**** Data supplied

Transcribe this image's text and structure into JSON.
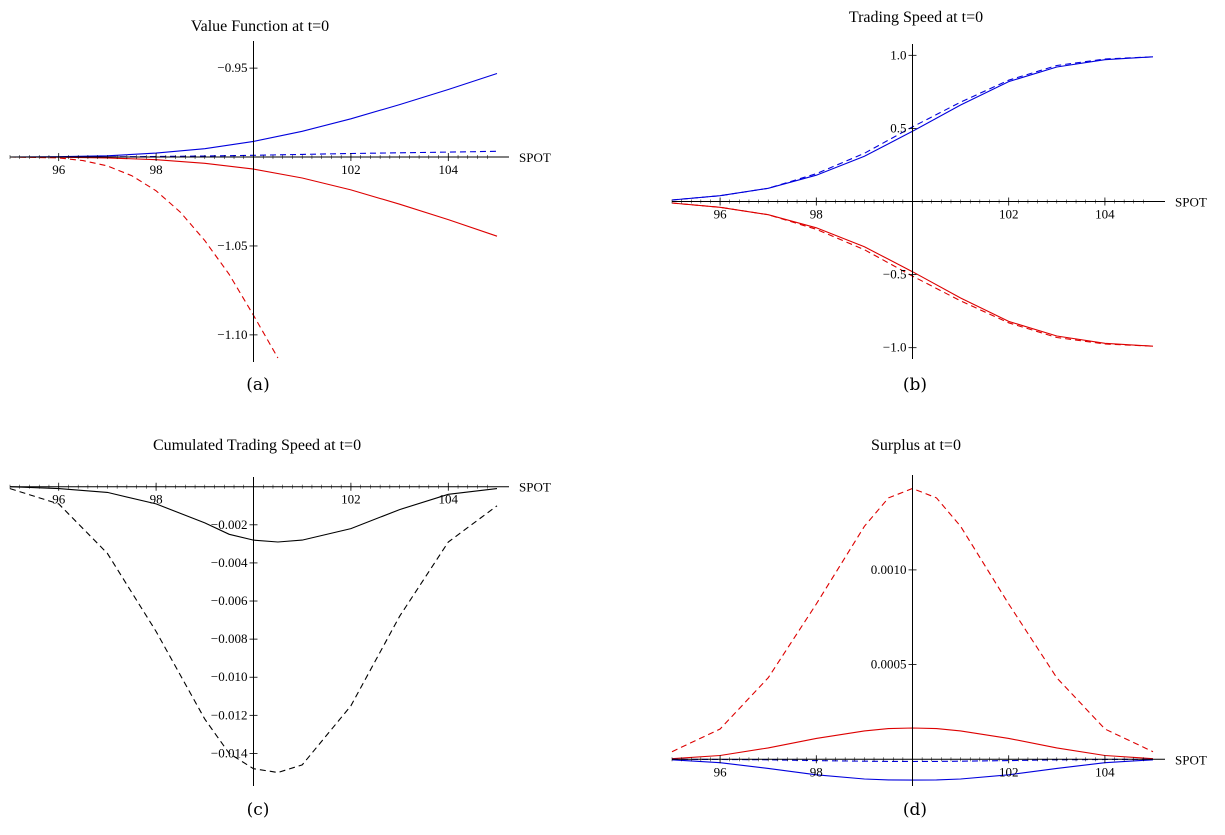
{
  "colors": {
    "blue": "#0000dd",
    "red": "#dd0000",
    "black": "#000000"
  },
  "chart_data": [
    {
      "id": "a",
      "type": "line",
      "title": "Value Function at t=0",
      "caption": "(a)",
      "xlabel": "SPOT",
      "xlim": [
        95,
        105
      ],
      "ylim": [
        -1.113,
        -0.937
      ],
      "x_axis_at_y": -1.0,
      "y_axis_at_x": 100,
      "xticks": [
        {
          "v": 96,
          "label": "96"
        },
        {
          "v": 98,
          "label": "98"
        },
        {
          "v": 102,
          "label": "102"
        },
        {
          "v": 104,
          "label": "104"
        }
      ],
      "yticks": [
        {
          "v": -0.95,
          "label": "−0.95"
        },
        {
          "v": -1.05,
          "label": "−1.05"
        },
        {
          "v": -1.1,
          "label": "−1.10"
        }
      ],
      "x": [
        95,
        96,
        97,
        98,
        99,
        100,
        101,
        102,
        103,
        104,
        105
      ],
      "series": [
        {
          "color": "blue",
          "style": "solid",
          "values": [
            -1.0,
            -0.9998,
            -0.9993,
            -0.9978,
            -0.9953,
            -0.9912,
            -0.9855,
            -0.9785,
            -0.9705,
            -0.962,
            -0.953
          ]
        },
        {
          "color": "blue",
          "style": "dashed",
          "values": [
            -1.0,
            -1.0,
            -0.9999,
            -0.9997,
            -0.9994,
            -0.999,
            -0.9985,
            -0.998,
            -0.9976,
            -0.9972,
            -0.9968
          ]
        },
        {
          "color": "red",
          "style": "solid",
          "values": [
            -1.0,
            -1.0001,
            -1.0005,
            -1.0015,
            -1.0035,
            -1.0068,
            -1.0118,
            -1.0185,
            -1.0265,
            -1.0352,
            -1.0445
          ]
        },
        {
          "color": "red",
          "style": "dashed",
          "x": [
            95,
            96,
            96.5,
            97,
            97.5,
            98,
            98.5,
            99,
            99.5,
            100,
            100.5
          ],
          "values": [
            -1.0,
            -1.0005,
            -1.002,
            -1.005,
            -1.0105,
            -1.019,
            -1.031,
            -1.047,
            -1.066,
            -1.089,
            -1.113
          ]
        }
      ]
    },
    {
      "id": "b",
      "type": "line",
      "title": "Trading Speed at t=0",
      "caption": "(b)",
      "xlabel": "SPOT",
      "xlim": [
        95,
        105
      ],
      "ylim": [
        -1.05,
        1.05
      ],
      "x_axis_at_y": 0,
      "y_axis_at_x": 100,
      "xticks": [
        {
          "v": 96,
          "label": "96"
        },
        {
          "v": 98,
          "label": "98"
        },
        {
          "v": 102,
          "label": "102"
        },
        {
          "v": 104,
          "label": "104"
        }
      ],
      "yticks": [
        {
          "v": 1.0,
          "label": "1.0"
        },
        {
          "v": 0.5,
          "label": "0.5"
        },
        {
          "v": -0.5,
          "label": "−0.5"
        },
        {
          "v": -1.0,
          "label": "−1.0"
        }
      ],
      "x": [
        95,
        96,
        97,
        98,
        99,
        100,
        101,
        102,
        103,
        104,
        105
      ],
      "series": [
        {
          "color": "blue",
          "style": "solid",
          "values": [
            0.01,
            0.04,
            0.09,
            0.18,
            0.31,
            0.48,
            0.66,
            0.82,
            0.92,
            0.97,
            0.99
          ]
        },
        {
          "color": "blue",
          "style": "dashed",
          "values": [
            0.01,
            0.04,
            0.09,
            0.19,
            0.33,
            0.51,
            0.68,
            0.83,
            0.93,
            0.975,
            0.99
          ]
        },
        {
          "color": "red",
          "style": "solid",
          "values": [
            -0.01,
            -0.04,
            -0.09,
            -0.18,
            -0.31,
            -0.48,
            -0.66,
            -0.82,
            -0.92,
            -0.97,
            -0.99
          ]
        },
        {
          "color": "red",
          "style": "dashed",
          "values": [
            -0.01,
            -0.04,
            -0.09,
            -0.19,
            -0.33,
            -0.51,
            -0.68,
            -0.83,
            -0.93,
            -0.975,
            -0.99
          ]
        }
      ]
    },
    {
      "id": "c",
      "type": "line",
      "title": "Cumulated Trading Speed at t=0",
      "caption": "(c)",
      "xlabel": "SPOT",
      "xlim": [
        95,
        105
      ],
      "ylim": [
        -0.0155,
        0.0003
      ],
      "x_axis_at_y": 0,
      "y_axis_at_x": 100,
      "xticks": [
        {
          "v": 96,
          "label": "96"
        },
        {
          "v": 98,
          "label": "98"
        },
        {
          "v": 102,
          "label": "102"
        },
        {
          "v": 104,
          "label": "104"
        }
      ],
      "yticks": [
        {
          "v": -0.002,
          "label": "−0.002"
        },
        {
          "v": -0.004,
          "label": "−0.004"
        },
        {
          "v": -0.006,
          "label": "−0.006"
        },
        {
          "v": -0.008,
          "label": "−0.008"
        },
        {
          "v": -0.01,
          "label": "−0.010"
        },
        {
          "v": -0.012,
          "label": "−0.012"
        },
        {
          "v": -0.014,
          "label": "−0.014"
        }
      ],
      "x": [
        95,
        96,
        97,
        98,
        99,
        99.5,
        100,
        100.5,
        101,
        102,
        103,
        104,
        105
      ],
      "series": [
        {
          "color": "black",
          "style": "solid",
          "values": [
            0.0,
            -0.0001,
            -0.0003,
            -0.0009,
            -0.0019,
            -0.0025,
            -0.0028,
            -0.0029,
            -0.0028,
            -0.0022,
            -0.0012,
            -0.0004,
            -0.0001
          ]
        },
        {
          "color": "black",
          "style": "dashed",
          "values": [
            -0.0001,
            -0.0009,
            -0.0035,
            -0.0076,
            -0.0122,
            -0.014,
            -0.0148,
            -0.015,
            -0.0146,
            -0.0115,
            -0.0068,
            -0.0029,
            -0.001
          ]
        }
      ]
    },
    {
      "id": "d",
      "type": "line",
      "title": "Surplus at t=0",
      "caption": "(d)",
      "xlabel": "SPOT",
      "xlim": [
        95,
        105
      ],
      "ylim": [
        -0.00012,
        0.00148
      ],
      "x_axis_at_y": 0,
      "y_axis_at_x": 100,
      "xticks": [
        {
          "v": 96,
          "label": "96"
        },
        {
          "v": 98,
          "label": "98"
        },
        {
          "v": 102,
          "label": "102"
        },
        {
          "v": 104,
          "label": "104"
        }
      ],
      "yticks": [
        {
          "v": 0.001,
          "label": "0.0010"
        },
        {
          "v": 0.0005,
          "label": "0.0005"
        }
      ],
      "x": [
        95,
        96,
        97,
        98,
        99,
        99.5,
        100,
        100.5,
        101,
        102,
        103,
        104,
        105
      ],
      "series": [
        {
          "color": "red",
          "style": "dashed",
          "values": [
            4e-05,
            0.00016,
            0.00043,
            0.00082,
            0.00123,
            0.00138,
            0.00143,
            0.00138,
            0.00123,
            0.00082,
            0.00043,
            0.00016,
            4e-05
          ]
        },
        {
          "color": "red",
          "style": "solid",
          "values": [
            3e-06,
            2e-05,
            6e-05,
            0.00011,
            0.00015,
            0.000162,
            0.000165,
            0.000162,
            0.00015,
            0.00011,
            6e-05,
            2e-05,
            3e-06
          ]
        },
        {
          "color": "blue",
          "style": "dashed",
          "values": [
            0.0,
            -1e-06,
            -3e-06,
            -7e-06,
            -1e-05,
            -1.1e-05,
            -1.2e-05,
            -1.1e-05,
            -1e-05,
            -7e-06,
            -3e-06,
            -1e-06,
            0.0
          ]
        },
        {
          "color": "blue",
          "style": "solid",
          "values": [
            -3e-06,
            -1.8e-05,
            -4.8e-05,
            -8.2e-05,
            -0.000104,
            -0.000109,
            -0.00011,
            -0.000109,
            -0.000104,
            -8.2e-05,
            -4.8e-05,
            -1.8e-05,
            -3e-06
          ]
        }
      ]
    }
  ]
}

********

▶ [Job]:
State how many lines of the listing above hold the word "Trading", with nothing but the number.

▶ [Response to the exercise]:
2